>> begin RECORDS SUPPLIED

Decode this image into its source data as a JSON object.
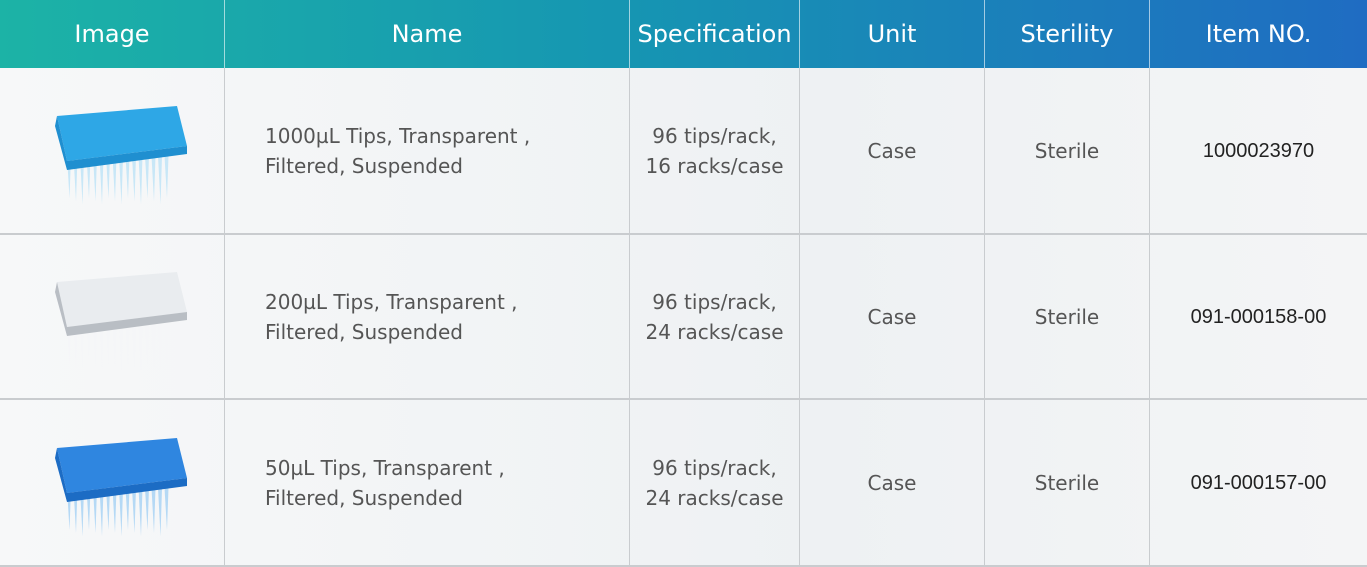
{
  "table": {
    "header": [
      "Image",
      "Name",
      "Specification",
      "Unit",
      "Sterility",
      "Item NO."
    ],
    "rows": [
      {
        "name": [
          "1000µL Tips, Transparent ,",
          "Filtered, Suspended"
        ],
        "specification": [
          "96 tips/rack,",
          "16 racks/case"
        ],
        "unit": "Case",
        "sterility": "Sterile",
        "item_no": "1000023970"
      },
      {
        "name": [
          "200µL Tips, Transparent ,",
          "Filtered, Suspended"
        ],
        "specification": [
          "96 tips/rack,",
          "24 racks/case"
        ],
        "unit": "Case",
        "sterility": "Sterile",
        "item_no": "091-000158-00"
      },
      {
        "name": [
          "50µL Tips, Transparent ,",
          "Filtered, Suspended"
        ],
        "specification": [
          "96 tips/rack,",
          "24 racks/case"
        ],
        "unit": "Case",
        "sterility": "Sterile",
        "item_no": "091-000157-00"
      }
    ]
  }
}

>> end RECORDS SUPPLIED

> [DIRECTIVE] Return the material exactly as given, apart from the pictures.

> [EXERCISE ANSWER]
Decode this image into its source data as a JSON object.
{
  "table": {
    "header": [
      "Image",
      "Name",
      "Specification",
      "Unit",
      "Sterility",
      "Item NO."
    ],
    "rows": [
      {
        "name": [
          "1000µL Tips, Transparent ,",
          "Filtered, Suspended"
        ],
        "specification": [
          "96 tips/rack,",
          "16 racks/case"
        ],
        "unit": "Case",
        "sterility": "Sterile",
        "item_no": "1000023970"
      },
      {
        "name": [
          "200µL Tips, Transparent ,",
          "Filtered, Suspended"
        ],
        "specification": [
          "96 tips/rack,",
          "24 racks/case"
        ],
        "unit": "Case",
        "sterility": "Sterile",
        "item_no": "091-000158-00"
      },
      {
        "name": [
          "50µL Tips, Transparent ,",
          "Filtered, Suspended"
        ],
        "specification": [
          "96 tips/rack,",
          "24 racks/case"
        ],
        "unit": "Case",
        "sterility": "Sterile",
        "item_no": "091-000157-00"
      }
    ]
  }
}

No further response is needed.